Tapehead can’t help thinking that any show called How To Be Happy should have been a series, not a one-off. 

It should be daily. Part of the news.

The QED programme looks at scientific explanations behind “the mystery of misery”, why some people are able to “always look on the bright side.” (Weirdos, in other words.)

QED experiments with three vaguely unhappy individuals, putting them through things like wearing a bathing hat full of electrodes that analyses happy brain waves. One poor bloke, Keith, has to take up fishing, and all of them do lots of country dancing. 

Besides Keith, the candidates, who consist of a mother of three who could be happy if she could only stop worrying (worrying whether she’s unhappy), and Dawn, who gave up her job/life to look after her invalid mother.

“I want to be part of the general public, not just shut away, isolated,” she says sounding like the opposite of Tapehead.

One expert explains the “scientific link between goals and happiness.” 

Not goals by David Beckham, but “defining your goals”, with the promise of “gratification euphoria” when you tick them off. (Tapehead wouldn’t know.)

The experts recommend lots of physical exercise and laughing exercises. Watching Keith listening to a (decidedly sinister) tape of mindless laughing, his cat obviously decides he is bonkers. Tapehead agrees. 

The laughter workshop has them making a five-minute speech (as long as that) about everything they enjoy about being alive.

“Play with the idea that you could be happy for no reason at all.” 

To which Tapehead says: what other kind of happiness is there ?

A depressing programme overall, in the end QED made Dawn so unhappy she pulled out all together.

To make Trekkies happy, as part of the Beeb’s Star Trek Night, Science: The Final Frontier analyses how accurate the show has been and whether the show’s experts are copying breakthroughs in modern science or vice versa. 

Photon torpedoes, warp drives, transporters and time travel are all discussed by the show’s science advisor (a former NASA astrophysicist), various Oxford bods, and Lawrence Krauss, author of The Physics of Star Trek.

The “thermos-stabilised entrees” of the current space programme are certainly not half as good as the garg on the Enterprise. The best science cameo comes not from Stephen Hawking but from Joan Collins.

E=MC2 makes travelling through time tricky. 

“Time slows down as you get up to the speed of light.”

Layout records:
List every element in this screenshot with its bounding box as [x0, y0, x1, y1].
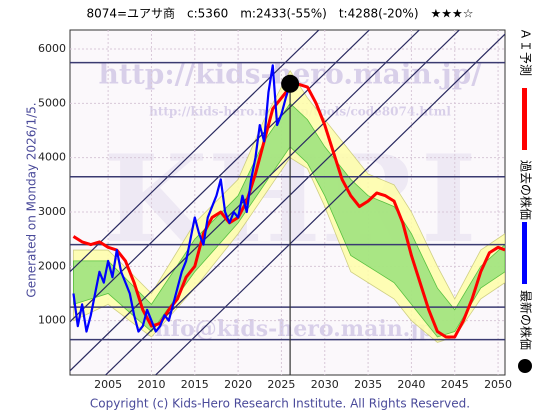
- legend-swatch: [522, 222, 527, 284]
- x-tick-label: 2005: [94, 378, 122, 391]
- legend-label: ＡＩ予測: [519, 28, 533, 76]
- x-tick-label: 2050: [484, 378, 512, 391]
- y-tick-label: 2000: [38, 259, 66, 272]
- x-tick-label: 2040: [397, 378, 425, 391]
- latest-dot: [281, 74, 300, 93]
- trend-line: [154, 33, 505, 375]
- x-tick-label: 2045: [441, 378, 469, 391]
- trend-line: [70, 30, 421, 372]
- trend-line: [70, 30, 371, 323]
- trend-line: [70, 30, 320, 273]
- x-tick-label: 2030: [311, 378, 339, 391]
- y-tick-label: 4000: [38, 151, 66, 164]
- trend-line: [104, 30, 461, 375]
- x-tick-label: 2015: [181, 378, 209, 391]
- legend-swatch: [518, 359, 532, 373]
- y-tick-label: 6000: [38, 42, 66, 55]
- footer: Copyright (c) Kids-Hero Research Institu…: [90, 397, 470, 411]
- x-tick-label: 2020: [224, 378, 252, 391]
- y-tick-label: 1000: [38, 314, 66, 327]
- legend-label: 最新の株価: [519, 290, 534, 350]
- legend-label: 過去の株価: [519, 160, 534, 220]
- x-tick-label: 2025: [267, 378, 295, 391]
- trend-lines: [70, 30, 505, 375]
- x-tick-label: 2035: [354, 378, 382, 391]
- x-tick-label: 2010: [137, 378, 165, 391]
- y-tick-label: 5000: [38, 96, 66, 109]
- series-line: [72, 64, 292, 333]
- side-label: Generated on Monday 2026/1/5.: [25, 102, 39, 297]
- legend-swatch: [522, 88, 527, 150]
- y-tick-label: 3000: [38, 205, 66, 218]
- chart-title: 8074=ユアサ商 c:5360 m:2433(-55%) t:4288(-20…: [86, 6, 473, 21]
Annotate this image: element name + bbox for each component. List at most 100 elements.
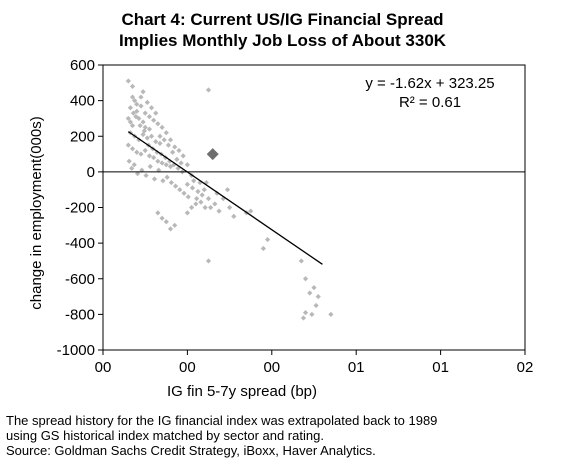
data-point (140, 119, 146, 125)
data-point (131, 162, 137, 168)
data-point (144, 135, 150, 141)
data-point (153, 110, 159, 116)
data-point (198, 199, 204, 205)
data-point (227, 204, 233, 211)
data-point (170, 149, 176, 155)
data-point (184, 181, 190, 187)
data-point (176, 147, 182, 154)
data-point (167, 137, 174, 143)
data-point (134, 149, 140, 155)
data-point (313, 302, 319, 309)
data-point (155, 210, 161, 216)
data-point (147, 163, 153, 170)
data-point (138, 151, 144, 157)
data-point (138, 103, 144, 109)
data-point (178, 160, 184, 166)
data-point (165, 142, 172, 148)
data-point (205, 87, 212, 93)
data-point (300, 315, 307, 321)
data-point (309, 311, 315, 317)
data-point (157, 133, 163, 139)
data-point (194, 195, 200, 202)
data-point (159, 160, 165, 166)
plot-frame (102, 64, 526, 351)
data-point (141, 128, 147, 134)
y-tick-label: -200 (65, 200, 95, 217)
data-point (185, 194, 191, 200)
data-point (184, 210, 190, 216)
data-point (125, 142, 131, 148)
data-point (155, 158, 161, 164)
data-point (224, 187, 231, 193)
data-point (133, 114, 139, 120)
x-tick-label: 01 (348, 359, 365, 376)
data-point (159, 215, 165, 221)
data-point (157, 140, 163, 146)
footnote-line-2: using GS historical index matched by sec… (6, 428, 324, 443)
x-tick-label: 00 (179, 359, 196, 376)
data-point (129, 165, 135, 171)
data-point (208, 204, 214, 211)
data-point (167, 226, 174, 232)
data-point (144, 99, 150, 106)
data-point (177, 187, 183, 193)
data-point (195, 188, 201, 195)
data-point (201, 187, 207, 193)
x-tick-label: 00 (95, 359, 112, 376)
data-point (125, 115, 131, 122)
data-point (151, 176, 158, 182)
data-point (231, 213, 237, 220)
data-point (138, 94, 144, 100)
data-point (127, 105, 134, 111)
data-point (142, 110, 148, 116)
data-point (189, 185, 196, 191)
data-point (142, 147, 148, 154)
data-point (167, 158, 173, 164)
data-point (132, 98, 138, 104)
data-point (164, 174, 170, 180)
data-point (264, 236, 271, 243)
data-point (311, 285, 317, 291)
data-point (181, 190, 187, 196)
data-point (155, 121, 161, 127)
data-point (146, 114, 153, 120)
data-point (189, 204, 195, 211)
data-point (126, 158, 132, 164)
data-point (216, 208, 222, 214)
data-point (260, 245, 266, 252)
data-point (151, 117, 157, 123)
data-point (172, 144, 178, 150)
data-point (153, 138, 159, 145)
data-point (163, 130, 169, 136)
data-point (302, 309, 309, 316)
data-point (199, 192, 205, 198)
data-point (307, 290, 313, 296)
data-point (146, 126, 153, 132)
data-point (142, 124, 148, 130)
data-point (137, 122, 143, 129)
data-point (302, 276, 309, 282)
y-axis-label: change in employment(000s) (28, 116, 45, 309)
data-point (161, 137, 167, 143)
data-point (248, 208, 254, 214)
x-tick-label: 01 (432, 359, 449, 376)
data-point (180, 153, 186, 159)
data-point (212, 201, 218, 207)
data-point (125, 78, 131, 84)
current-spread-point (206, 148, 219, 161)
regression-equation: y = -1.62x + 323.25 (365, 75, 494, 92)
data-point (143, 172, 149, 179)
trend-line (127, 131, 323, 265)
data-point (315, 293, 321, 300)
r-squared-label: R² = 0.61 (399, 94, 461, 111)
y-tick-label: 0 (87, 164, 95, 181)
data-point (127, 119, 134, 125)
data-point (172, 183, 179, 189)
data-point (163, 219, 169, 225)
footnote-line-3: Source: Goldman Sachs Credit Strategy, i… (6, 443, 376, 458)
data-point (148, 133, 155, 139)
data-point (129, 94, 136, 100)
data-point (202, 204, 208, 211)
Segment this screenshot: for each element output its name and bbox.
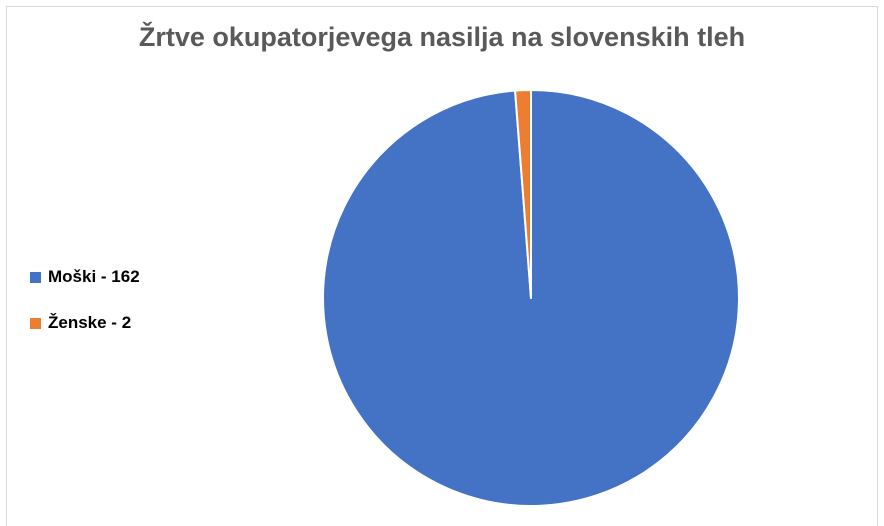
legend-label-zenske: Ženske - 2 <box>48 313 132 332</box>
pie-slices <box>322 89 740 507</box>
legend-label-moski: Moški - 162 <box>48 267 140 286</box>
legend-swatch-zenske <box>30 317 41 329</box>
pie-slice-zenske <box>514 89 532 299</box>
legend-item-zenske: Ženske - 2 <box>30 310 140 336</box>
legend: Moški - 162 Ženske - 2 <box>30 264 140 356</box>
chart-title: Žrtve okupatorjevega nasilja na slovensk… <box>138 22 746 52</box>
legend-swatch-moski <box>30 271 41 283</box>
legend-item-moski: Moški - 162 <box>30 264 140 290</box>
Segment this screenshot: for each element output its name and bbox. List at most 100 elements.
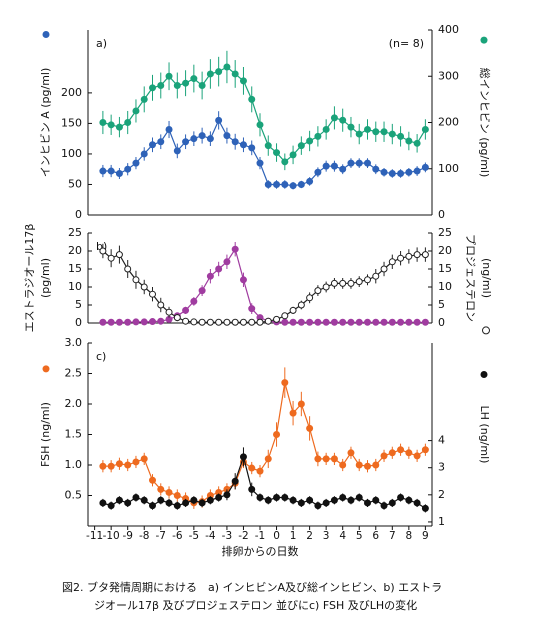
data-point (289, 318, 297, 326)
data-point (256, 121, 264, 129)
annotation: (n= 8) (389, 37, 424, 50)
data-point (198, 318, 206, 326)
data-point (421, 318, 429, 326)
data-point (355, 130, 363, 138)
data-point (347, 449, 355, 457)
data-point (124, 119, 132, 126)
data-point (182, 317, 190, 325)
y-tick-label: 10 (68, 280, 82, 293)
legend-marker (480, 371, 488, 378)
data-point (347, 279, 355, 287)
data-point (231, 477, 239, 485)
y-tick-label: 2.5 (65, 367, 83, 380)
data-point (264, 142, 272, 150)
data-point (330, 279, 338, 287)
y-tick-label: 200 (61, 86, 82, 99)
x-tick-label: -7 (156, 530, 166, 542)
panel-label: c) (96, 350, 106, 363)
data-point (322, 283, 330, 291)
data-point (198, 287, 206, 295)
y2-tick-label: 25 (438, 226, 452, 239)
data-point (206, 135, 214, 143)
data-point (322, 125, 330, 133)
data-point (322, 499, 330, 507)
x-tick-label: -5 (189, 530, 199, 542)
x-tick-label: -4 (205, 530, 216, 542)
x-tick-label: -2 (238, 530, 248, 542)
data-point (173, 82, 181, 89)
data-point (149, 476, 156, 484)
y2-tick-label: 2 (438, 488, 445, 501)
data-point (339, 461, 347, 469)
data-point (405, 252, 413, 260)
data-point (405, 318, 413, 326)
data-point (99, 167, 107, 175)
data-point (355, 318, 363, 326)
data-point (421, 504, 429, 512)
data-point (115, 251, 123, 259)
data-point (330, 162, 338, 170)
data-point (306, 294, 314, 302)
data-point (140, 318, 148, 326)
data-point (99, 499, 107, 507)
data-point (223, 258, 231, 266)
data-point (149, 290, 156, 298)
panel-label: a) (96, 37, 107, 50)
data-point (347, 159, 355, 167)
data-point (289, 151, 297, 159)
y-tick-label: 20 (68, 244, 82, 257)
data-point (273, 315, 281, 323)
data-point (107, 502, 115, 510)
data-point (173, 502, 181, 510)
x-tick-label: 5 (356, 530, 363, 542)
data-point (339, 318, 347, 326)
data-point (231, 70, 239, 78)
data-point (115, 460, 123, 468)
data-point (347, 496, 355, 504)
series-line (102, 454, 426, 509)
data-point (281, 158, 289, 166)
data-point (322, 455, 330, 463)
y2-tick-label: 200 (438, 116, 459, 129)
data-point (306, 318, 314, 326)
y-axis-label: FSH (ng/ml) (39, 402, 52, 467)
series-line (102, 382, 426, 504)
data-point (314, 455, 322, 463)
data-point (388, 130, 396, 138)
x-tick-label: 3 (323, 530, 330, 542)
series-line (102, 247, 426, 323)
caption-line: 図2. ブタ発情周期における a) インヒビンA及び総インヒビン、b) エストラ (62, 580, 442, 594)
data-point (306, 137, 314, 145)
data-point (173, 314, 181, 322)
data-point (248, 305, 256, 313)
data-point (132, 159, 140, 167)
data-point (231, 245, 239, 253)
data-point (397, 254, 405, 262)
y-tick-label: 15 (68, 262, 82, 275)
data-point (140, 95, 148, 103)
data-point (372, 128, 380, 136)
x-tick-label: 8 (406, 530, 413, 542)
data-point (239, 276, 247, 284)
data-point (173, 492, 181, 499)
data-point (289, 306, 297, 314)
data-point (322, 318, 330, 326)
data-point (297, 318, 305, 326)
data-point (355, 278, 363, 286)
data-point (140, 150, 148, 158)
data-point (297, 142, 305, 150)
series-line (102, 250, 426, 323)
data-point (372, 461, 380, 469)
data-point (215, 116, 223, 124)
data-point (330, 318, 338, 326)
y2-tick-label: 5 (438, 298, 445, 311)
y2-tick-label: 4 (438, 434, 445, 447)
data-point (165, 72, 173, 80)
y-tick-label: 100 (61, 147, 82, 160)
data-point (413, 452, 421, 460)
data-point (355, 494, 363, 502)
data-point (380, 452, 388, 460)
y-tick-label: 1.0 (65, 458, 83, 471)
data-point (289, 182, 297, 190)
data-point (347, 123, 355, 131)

PROMPT
Quote the stretch of the TV review from "The laughter workshop" through "out all together.". The entries are separate material from the TV review.

FINISHED EXERCISE
The laughter workshop has them making a five-minute speech (as long as that) about everything they enjoy about being alive.

“Play with the idea that you could be happy for no reason at all.” 

To which Tapehead says: what other kind of happiness is there ?

A depressing programme overall, in the end QED made Dawn so unhappy she pulled out all together.